— EXERCISE —
Only lines with the string "JSON" matter here; gather them from the material below.

— DATA SHOWN —
↓

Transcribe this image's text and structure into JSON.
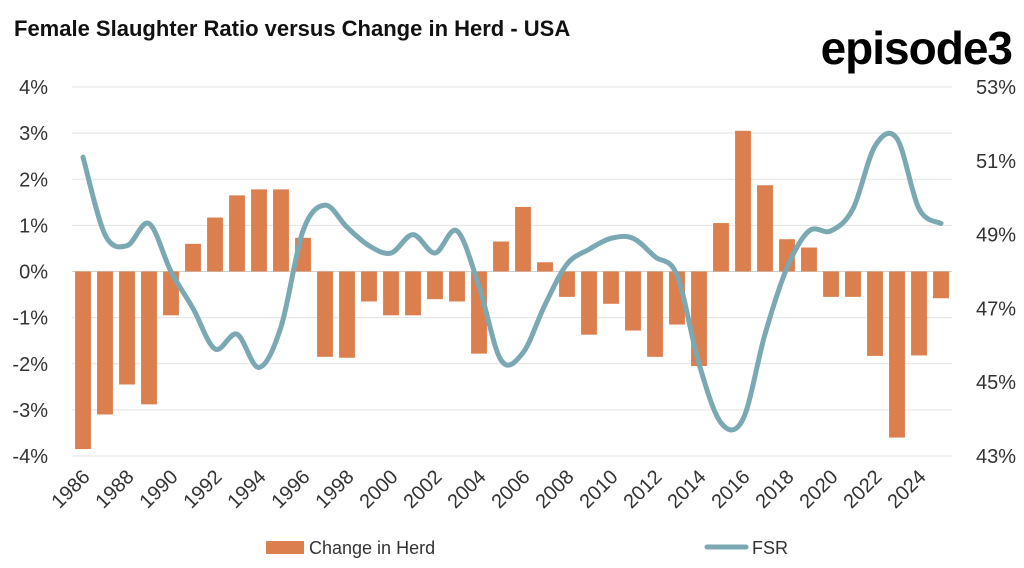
{
  "title": "Female Slaughter Ratio versus Change in Herd - USA",
  "logo": "episode3",
  "colors": {
    "bar": "#dc7f4f",
    "line": "#7aa8b3",
    "grid": "#e3e3e3"
  },
  "chart_data": {
    "type": "bar+line",
    "title": "Female Slaughter Ratio versus Change in Herd - USA",
    "years": [
      1986,
      1987,
      1988,
      1989,
      1990,
      1991,
      1992,
      1993,
      1994,
      1995,
      1996,
      1997,
      1998,
      1999,
      2000,
      2001,
      2002,
      2003,
      2004,
      2005,
      2006,
      2007,
      2008,
      2009,
      2010,
      2011,
      2012,
      2013,
      2014,
      2015,
      2016,
      2017,
      2018,
      2019,
      2020,
      2021,
      2022,
      2023,
      2024,
      2025
    ],
    "x_tick_labels": [
      "1986",
      "1988",
      "1990",
      "1992",
      "1994",
      "1996",
      "1998",
      "2000",
      "2002",
      "2004",
      "2006",
      "2008",
      "2010",
      "2012",
      "2014",
      "2016",
      "2018",
      "2020",
      "2022",
      "2024"
    ],
    "left_axis": {
      "ticks": [
        "4%",
        "3%",
        "2%",
        "1%",
        "0%",
        "-1%",
        "-2%",
        "-3%",
        "-4%"
      ],
      "ylim": [
        -4,
        4
      ]
    },
    "right_axis": {
      "ticks": [
        "53%",
        "51%",
        "49%",
        "47%",
        "45%",
        "43%"
      ],
      "ylim": [
        43,
        53
      ]
    },
    "series": [
      {
        "name": "Change in Herd",
        "type": "bar",
        "axis": "left",
        "values": [
          -3.85,
          -3.1,
          -2.45,
          -2.88,
          -0.95,
          0.6,
          1.17,
          1.65,
          1.78,
          1.78,
          0.73,
          -1.85,
          -1.87,
          -0.65,
          -0.95,
          -0.95,
          -0.6,
          -0.65,
          -1.78,
          0.65,
          1.4,
          0.2,
          -0.55,
          -1.37,
          -0.7,
          -1.28,
          -1.85,
          -1.15,
          -2.05,
          1.05,
          3.05,
          1.87,
          0.7,
          0.52,
          -0.55,
          -0.55,
          -1.83,
          -3.6,
          -1.82,
          -0.58
        ]
      },
      {
        "name": "FSR",
        "type": "line",
        "axis": "right",
        "values": [
          51.1,
          49.0,
          48.7,
          49.3,
          48.0,
          47.0,
          45.9,
          46.3,
          45.4,
          46.5,
          49.1,
          49.8,
          49.2,
          48.7,
          48.5,
          49.0,
          48.5,
          49.1,
          47.6,
          45.6,
          45.8,
          47.1,
          48.2,
          48.6,
          48.9,
          48.9,
          48.4,
          47.9,
          45.5,
          43.9,
          44.0,
          46.3,
          48.1,
          49.1,
          49.1,
          49.7,
          51.4,
          51.6,
          49.7,
          49.3
        ]
      }
    ],
    "legend": {
      "placement": "bottom",
      "entries": [
        "Change in Herd",
        "FSR"
      ]
    },
    "grid": true
  }
}
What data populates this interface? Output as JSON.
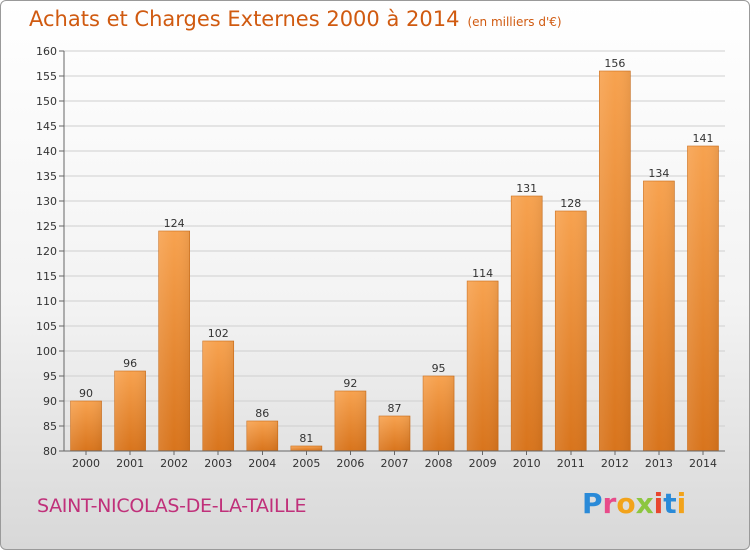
{
  "header": {
    "title": "Achats et Charges Externes 2000 à 2014",
    "unit": "(en milliers d'€)"
  },
  "footer": {
    "commune": "SAINT-NICOLAS-DE-LA-TAILLE",
    "logo": "Proxiti"
  },
  "colors": {
    "bar_light": "#f7a24f",
    "bar_dark": "#d8741c",
    "title": "#d05a10",
    "commune": "#c0307a",
    "grid": "#cfcfcf"
  },
  "chart_data": {
    "type": "bar",
    "title": "Achats et Charges Externes 2000 à 2014",
    "subtitle": "(en milliers d'€)",
    "xlabel": "",
    "ylabel": "",
    "categories": [
      "2000",
      "2001",
      "2002",
      "2003",
      "2004",
      "2005",
      "2006",
      "2007",
      "2008",
      "2009",
      "2010",
      "2011",
      "2012",
      "2013",
      "2014"
    ],
    "values": [
      90,
      96,
      124,
      102,
      86,
      81,
      92,
      87,
      95,
      114,
      131,
      128,
      156,
      134,
      141
    ],
    "ylim": [
      80,
      160
    ],
    "yticks": [
      80,
      85,
      90,
      95,
      100,
      105,
      110,
      115,
      120,
      125,
      130,
      135,
      140,
      145,
      150,
      155,
      160
    ],
    "grid": true,
    "legend": "none"
  }
}
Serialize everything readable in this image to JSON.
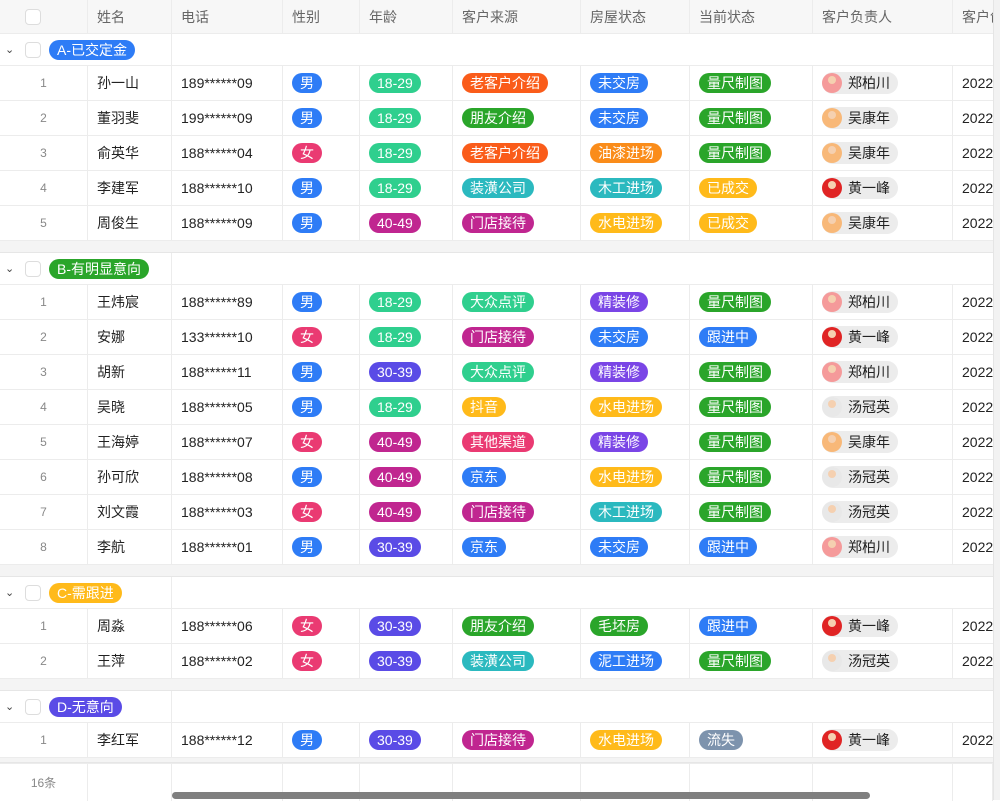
{
  "columns": [
    "姓名",
    "电话",
    "性别",
    "年龄",
    "客户来源",
    "房屋状态",
    "当前状态",
    "客户负责人",
    "客户创"
  ],
  "colors": {
    "男": "#2e7cf6",
    "女": "#ea3a72",
    "18-29": "#2fcf8e",
    "30-39": "#5a4be6",
    "40-49": "#c02690",
    "老客户介绍": "#fa5c1a",
    "朋友介绍": "#2aa52a",
    "装潢公司": "#2bb9bf",
    "门店接待": "#c02690",
    "大众点评": "#2fcf8e",
    "抖音": "#ffba1a",
    "其他渠道": "#ea3a72",
    "京东": "#2e7cf6",
    "未交房": "#2e7cf6",
    "油漆进场": "#fa8c1a",
    "木工进场": "#2bb9bf",
    "水电进场": "#ffba1a",
    "精装修": "#7a45e6",
    "毛坯房": "#2aa52a",
    "泥工进场": "#2e7cf6",
    "量尺制图": "#2aa52a",
    "已成交": "#ffba1a",
    "跟进中": "#2e7cf6",
    "流失": "#7d93ad"
  },
  "avatars": {
    "郑柏川": "#f59a9a",
    "吴康年": "#f8b878",
    "黄一峰": "#e02424",
    "汤冠英": "#e8e8e8"
  },
  "groups": [
    {
      "label": "A-已交定金",
      "color": "#2e7cf6",
      "rows": [
        [
          "1",
          "孙一山",
          "189******09",
          "男",
          "18-29",
          "老客户介绍",
          "未交房",
          "量尺制图",
          "郑柏川",
          "2022"
        ],
        [
          "2",
          "董羽斐",
          "199******09",
          "男",
          "18-29",
          "朋友介绍",
          "未交房",
          "量尺制图",
          "吴康年",
          "2022"
        ],
        [
          "3",
          "俞英华",
          "188******04",
          "女",
          "18-29",
          "老客户介绍",
          "油漆进场",
          "量尺制图",
          "吴康年",
          "2022"
        ],
        [
          "4",
          "李建军",
          "188******10",
          "男",
          "18-29",
          "装潢公司",
          "木工进场",
          "已成交",
          "黄一峰",
          "2022"
        ],
        [
          "5",
          "周俊生",
          "188******09",
          "男",
          "40-49",
          "门店接待",
          "水电进场",
          "已成交",
          "吴康年",
          "2022"
        ]
      ]
    },
    {
      "label": "B-有明显意向",
      "color": "#2aa52a",
      "rows": [
        [
          "1",
          "王炜宸",
          "188******89",
          "男",
          "18-29",
          "大众点评",
          "精装修",
          "量尺制图",
          "郑柏川",
          "2022"
        ],
        [
          "2",
          "安娜",
          "133******10",
          "女",
          "18-29",
          "门店接待",
          "未交房",
          "跟进中",
          "黄一峰",
          "2022"
        ],
        [
          "3",
          "胡新",
          "188******11",
          "男",
          "30-39",
          "大众点评",
          "精装修",
          "量尺制图",
          "郑柏川",
          "2022"
        ],
        [
          "4",
          "吴晓",
          "188******05",
          "男",
          "18-29",
          "抖音",
          "水电进场",
          "量尺制图",
          "汤冠英",
          "2022"
        ],
        [
          "5",
          "王海婷",
          "188******07",
          "女",
          "40-49",
          "其他渠道",
          "精装修",
          "量尺制图",
          "吴康年",
          "2022"
        ],
        [
          "6",
          "孙可欣",
          "188******08",
          "男",
          "40-49",
          "京东",
          "水电进场",
          "量尺制图",
          "汤冠英",
          "2022"
        ],
        [
          "7",
          "刘文霞",
          "188******03",
          "女",
          "40-49",
          "门店接待",
          "木工进场",
          "量尺制图",
          "汤冠英",
          "2022"
        ],
        [
          "8",
          "李航",
          "188******01",
          "男",
          "30-39",
          "京东",
          "未交房",
          "跟进中",
          "郑柏川",
          "2022"
        ]
      ]
    },
    {
      "label": "C-需跟进",
      "color": "#ffba1a",
      "rows": [
        [
          "1",
          "周淼",
          "188******06",
          "女",
          "30-39",
          "朋友介绍",
          "毛坯房",
          "跟进中",
          "黄一峰",
          "2022"
        ],
        [
          "2",
          "王萍",
          "188******02",
          "女",
          "30-39",
          "装潢公司",
          "泥工进场",
          "量尺制图",
          "汤冠英",
          "2022"
        ]
      ]
    },
    {
      "label": "D-无意向",
      "color": "#5a4be6",
      "rows": [
        [
          "1",
          "李红军",
          "188******12",
          "男",
          "30-39",
          "门店接待",
          "水电进场",
          "流失",
          "黄一峰",
          "2022"
        ]
      ]
    }
  ],
  "footer": {
    "count": "16条"
  }
}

↑

— THE OUTPUT —
Transcribe this image's text and structure into JSON.
What data populates this interface? Output as JSON.
Serialize everything readable in this image to JSON.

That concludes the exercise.